[Dataset entries]
__________________________________________________
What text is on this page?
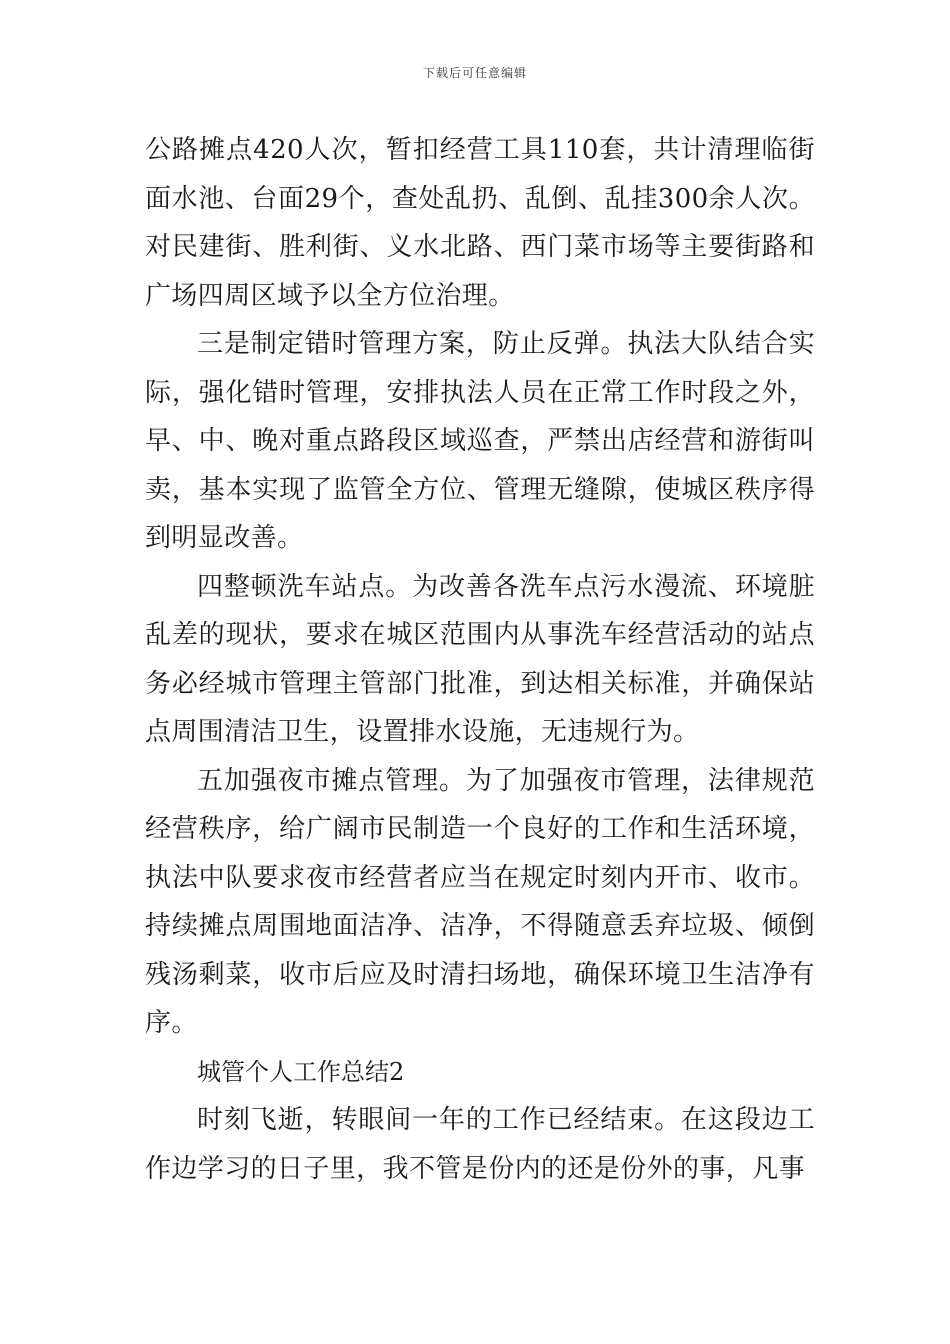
下载后可任意编辑

公路摊点420人次，暂扣经营工具110套，共计清理临街面水池、台面29个，查处乱扔、乱倒、乱挂300余人次。对民建街、胜利街、义水北路、西门菜市场等主要街路和广场四周区域予以全方位治理。

三是制定错时管理方案，防止反弹。执法大队结合实际，强化错时管理，安排执法人员在正常工作时段之外，早、中、晚对重点路段区域巡查，严禁出店经营和游街叫卖，基本实现了监管全方位、管理无缝隙，使城区秩序得到明显改善。

四整顿洗车站点。为改善各洗车点污水漫流、环境脏乱差的现状，要求在城区范围内从事洗车经营活动的站点务必经城市管理主管部门批准，到达相关标准，并确保站点周围清洁卫生，设置排水设施，无违规行为。

五加强夜市摊点管理。为了加强夜市管理，法律规范经营秩序，给广阔市民制造一个良好的工作和生活环境，执法中队要求夜市经营者应当在规定时刻内开市、收市。持续摊点周围地面洁净、洁净，不得随意丢弃垃圾、倾倒残汤剩菜，收市后应及时清扫场地，确保环境卫生洁净有序。

城管个人工作总结2

时刻飞逝，转眼间一年的工作已经结束。在这段边工作边学习的日子里，我不管是份内的还是份外的事，凡事
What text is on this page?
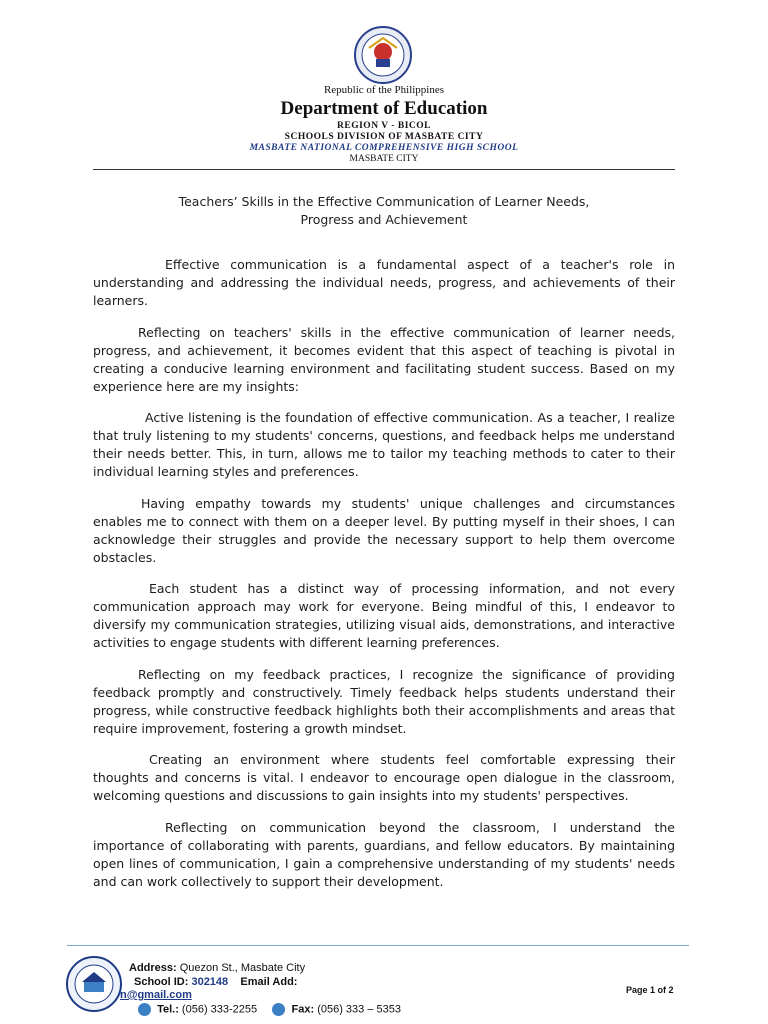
Republic of the Philippines
Department of Education
REGION V - BICOL
SCHOOLS DIVISION OF MASBATE CITY
MASBATE NATIONAL COMPREHENSIVE HIGH SCHOOL
MASBATE CITY
Teachers’ Skills in the Effective Communication of Learner Needs,
Progress and Achievement

Effective communication is a fundamental aspect of a teacher's role in understanding and addressing the individual needs, progress, and achievements of their learners.

Reflecting on teachers' skills in the effective communication of learner needs, progress, and achievement, it becomes evident that this aspect of teaching is pivotal in creating a conducive learning environment and facilitating student success. Based on my experience here are my insights:

Active listening is the foundation of effective communication. As a teacher, I realize that truly listening to my students' concerns, questions, and feedback helps me understand their needs better. This, in turn, allows me to tailor my teaching methods to cater to their individual learning styles and preferences.

Having empathy towards my students' unique challenges and circumstances enables me to connect with them on a deeper level. By putting myself in their shoes, I can acknowledge their struggles and provide the necessary support to help them overcome obstacles.

Each student has a distinct way of processing information, and not every communication approach may work for everyone. Being mindful of this, I endeavor to diversify my communication strategies, utilizing visual aids, demonstrations, and interactive activities to engage students with different learning preferences.

Reflecting on my feedback practices, I recognize the significance of providing feedback promptly and constructively. Timely feedback helps students understand their progress, while constructive feedback highlights both their accomplishments and areas that require improvement, fostering a growth mindset.

Creating an environment where students feel comfortable expressing their thoughts and concerns is vital. I endeavor to encourage open dialogue in the classroom, welcoming questions and discussions to gain insights into my students' perspectives.

Reflecting on communication beyond the classroom, I understand the importance of collaborating with parents, guardians, and fellow educators. By maintaining open lines of communication, I gain a comprehensive understanding of my students' needs and can work collectively to support their development.

Address: Quezon St., Masbate City
School ID: 302148 Email Add:
n@gmail.com
Tel.: (056) 333-2255	Fax: (056) 333 – 5353
Page 1 of 2
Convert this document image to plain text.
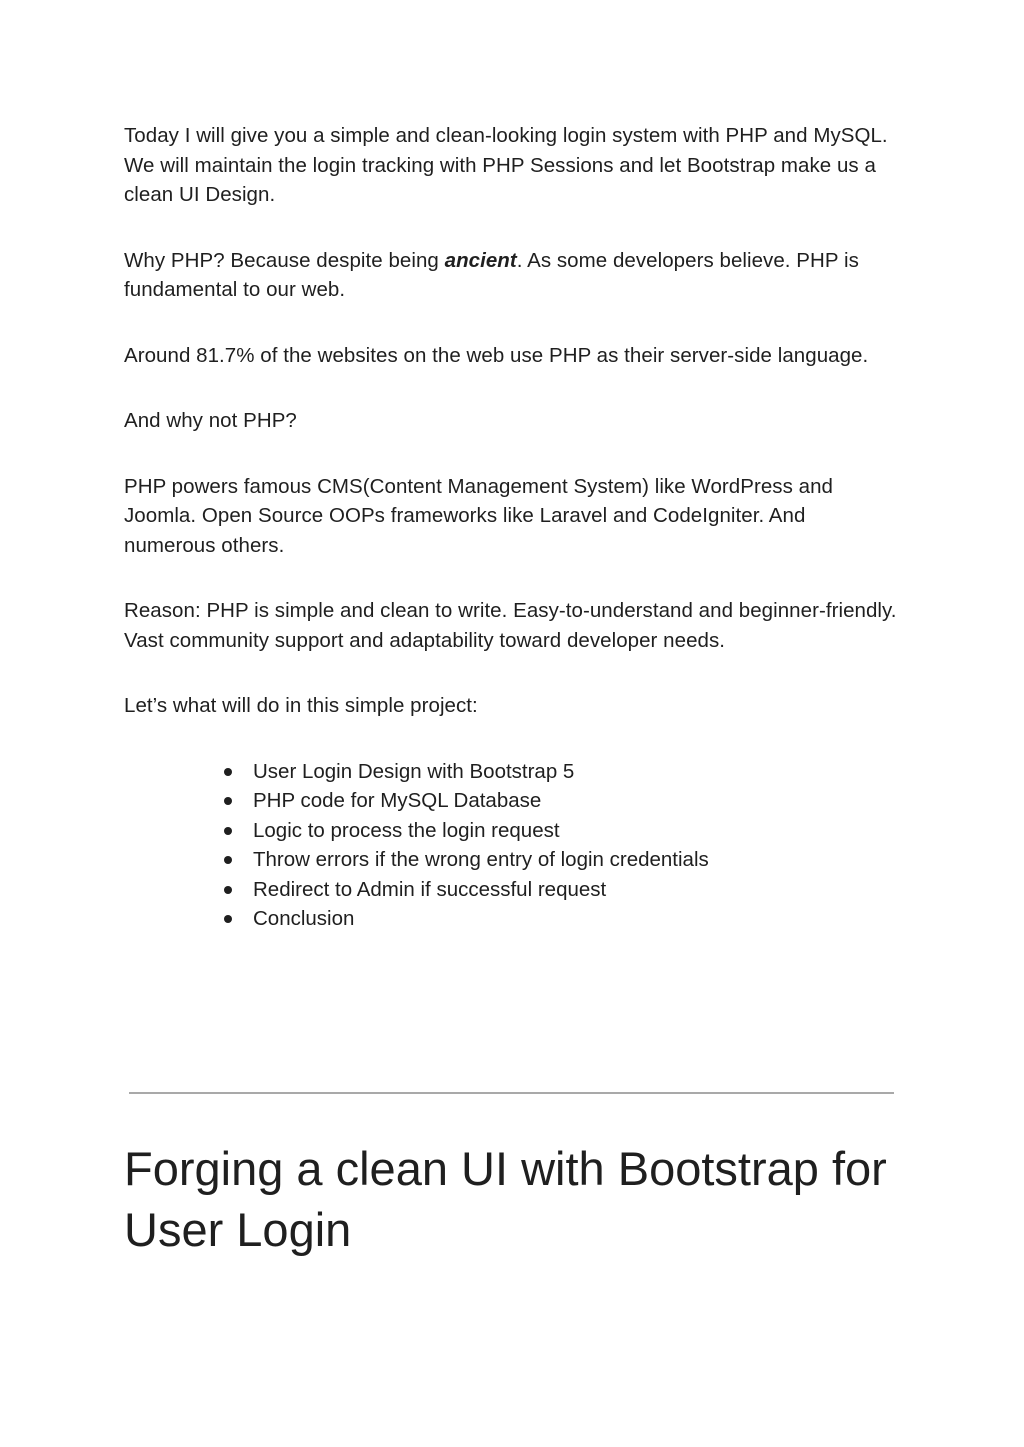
Today I will give you a simple and clean-looking login system with PHP and MySQL. We will maintain the login tracking with PHP Sessions and let Bootstrap make us a clean UI Design.

Why PHP? Because despite being ancient. As some developers believe. PHP is fundamental to our web.

Around 81.7% of the websites on the web use PHP as their server-side language.

And why not PHP?

PHP powers famous CMS(Content Management System) like WordPress and Joomla. Open Source OOPs frameworks like Laravel and CodeIgniter. And numerous others.

Reason: PHP is simple and clean to write. Easy-to-understand and beginner-friendly. Vast community support and adaptability toward developer needs.

Let’s what will do in this simple project:

User Login Design with Bootstrap 5
PHP code for MySQL Database
Logic to process the login request
Throw errors if the wrong entry of login credentials
Redirect to Admin if successful request
Conclusion
Forging a clean UI with Bootstrap for User Login
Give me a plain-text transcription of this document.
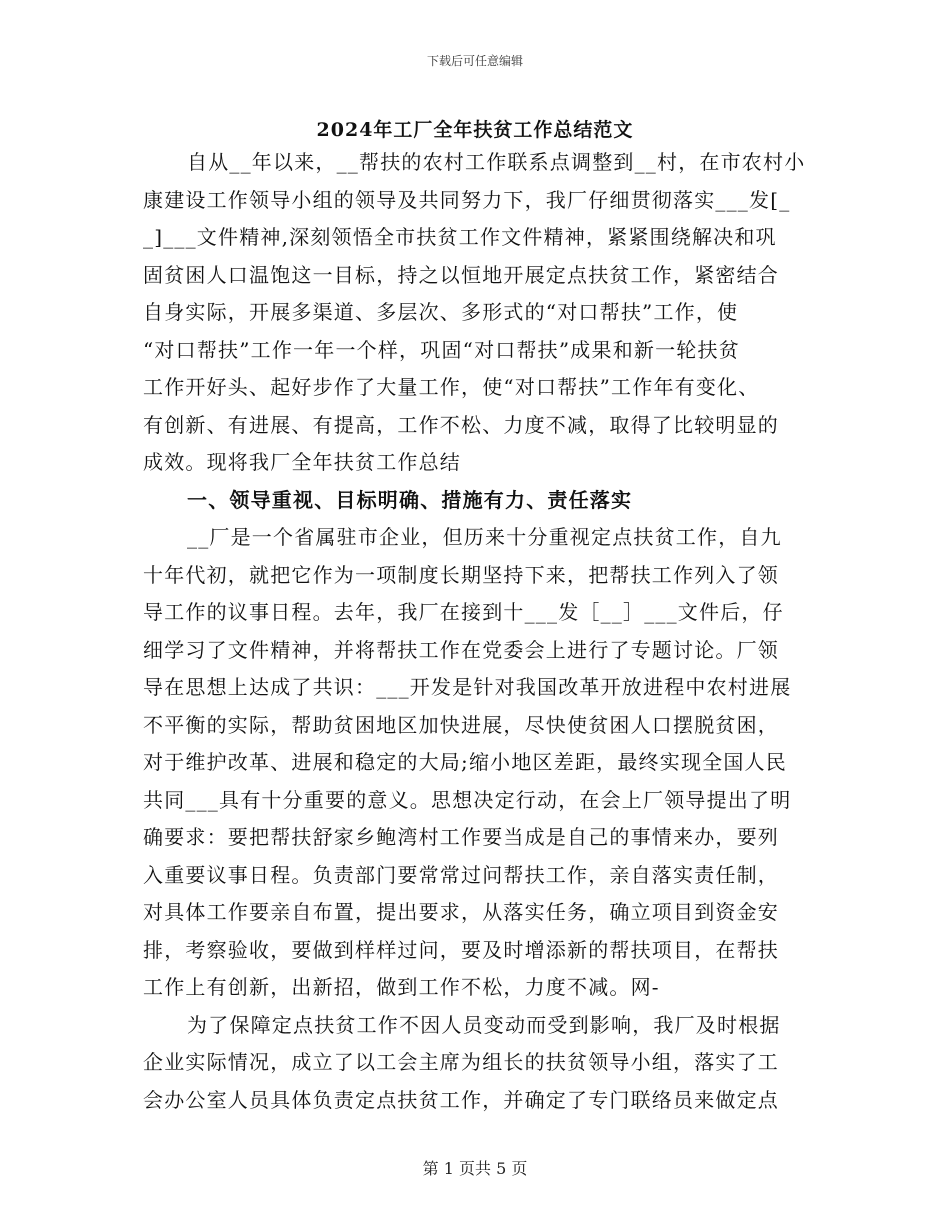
下载后可任意编辑
2024年工厂全年扶贫工作总结范文
自从__年以来，__帮扶的农村工作联系点调整到__村，在市农村小
康建设工作领导小组的领导及共同努力下，我厂仔细贯彻落实___发[_
_]___文件精神,深刻领悟全市扶贫工作文件精神，紧紧围绕解决和巩
固贫困人口温饱这一目标，持之以恒地开展定点扶贫工作，紧密结合
自身实际，开展多渠道、多层次、多形式的“对口帮扶”工作，使
“对口帮扶”工作一年一个样，巩固“对口帮扶”成果和新一轮扶贫
工作开好头、起好步作了大量工作，使“对口帮扶”工作年有变化、
有创新、有进展、有提高，工作不松、力度不减，取得了比较明显的
成效。现将我厂全年扶贫工作总结
一、领导重视、目标明确、措施有力、责任落实
__厂是一个省属驻市企业，但历来十分重视定点扶贫工作，自九
十年代初，就把它作为一项制度长期坚持下来，把帮扶工作列入了领
导工作的议事日程。去年，我厂在接到十___发［__］___文件后，仔
细学习了文件精神，并将帮扶工作在党委会上进行了专题讨论。厂领
导在思想上达成了共识：___开发是针对我国改革开放进程中农村进展
不平衡的实际，帮助贫困地区加快进展，尽快使贫困人口摆脱贫困，
对于维护改革、进展和稳定的大局;缩小地区差距，最终实现全国人民
共同___具有十分重要的意义。思想决定行动，在会上厂领导提出了明
确要求：要把帮扶舒家乡鲍湾村工作要当成是自己的事情来办，要列
入重要议事日程。负责部门要常常过问帮扶工作，亲自落实责任制，
对具体工作要亲自布置，提出要求，从落实任务，确立项目到资金安
排，考察验收，要做到样样过问，要及时增添新的帮扶项目，在帮扶
工作上有创新，出新招，做到工作不松，力度不减。网-
为了保障定点扶贫工作不因人员变动而受到影响，我厂及时根据
企业实际情况，成立了以工会主席为组长的扶贫领导小组，落实了工
会办公室人员具体负责定点扶贫工作，并确定了专门联络员来做定点
第 1 页共 5 页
__________________________________________________
▶ Goal of the exercise:
Print once more, exactly, the lines from the one with "Give me a plain-text" through the last line of the data, both ends included, without any pictures.

▶ Answer to the exercise:
Give me a plain-text transcription of this document.
下载后可任意编辑
2024年工厂全年扶贫工作总结范文
自从__年以来，__帮扶的农村工作联系点调整到__村，在市农村小
康建设工作领导小组的领导及共同努力下，我厂仔细贯彻落实___发[_
_]___文件精神,深刻领悟全市扶贫工作文件精神，紧紧围绕解决和巩
固贫困人口温饱这一目标，持之以恒地开展定点扶贫工作，紧密结合
自身实际，开展多渠道、多层次、多形式的“对口帮扶”工作，使
“对口帮扶”工作一年一个样，巩固“对口帮扶”成果和新一轮扶贫
工作开好头、起好步作了大量工作，使“对口帮扶”工作年有变化、
有创新、有进展、有提高，工作不松、力度不减，取得了比较明显的
成效。现将我厂全年扶贫工作总结
一、领导重视、目标明确、措施有力、责任落实
__厂是一个省属驻市企业，但历来十分重视定点扶贫工作，自九
十年代初，就把它作为一项制度长期坚持下来，把帮扶工作列入了领
导工作的议事日程。去年，我厂在接到十___发［__］___文件后，仔
细学习了文件精神，并将帮扶工作在党委会上进行了专题讨论。厂领
导在思想上达成了共识：___开发是针对我国改革开放进程中农村进展
不平衡的实际，帮助贫困地区加快进展，尽快使贫困人口摆脱贫困，
对于维护改革、进展和稳定的大局;缩小地区差距，最终实现全国人民
共同___具有十分重要的意义。思想决定行动，在会上厂领导提出了明
确要求：要把帮扶舒家乡鲍湾村工作要当成是自己的事情来办，要列
入重要议事日程。负责部门要常常过问帮扶工作，亲自落实责任制，
对具体工作要亲自布置，提出要求，从落实任务，确立项目到资金安
排，考察验收，要做到样样过问，要及时增添新的帮扶项目，在帮扶
工作上有创新，出新招，做到工作不松，力度不减。网-
为了保障定点扶贫工作不因人员变动而受到影响，我厂及时根据
企业实际情况，成立了以工会主席为组长的扶贫领导小组，落实了工
会办公室人员具体负责定点扶贫工作，并确定了专门联络员来做定点
第 1 页共 5 页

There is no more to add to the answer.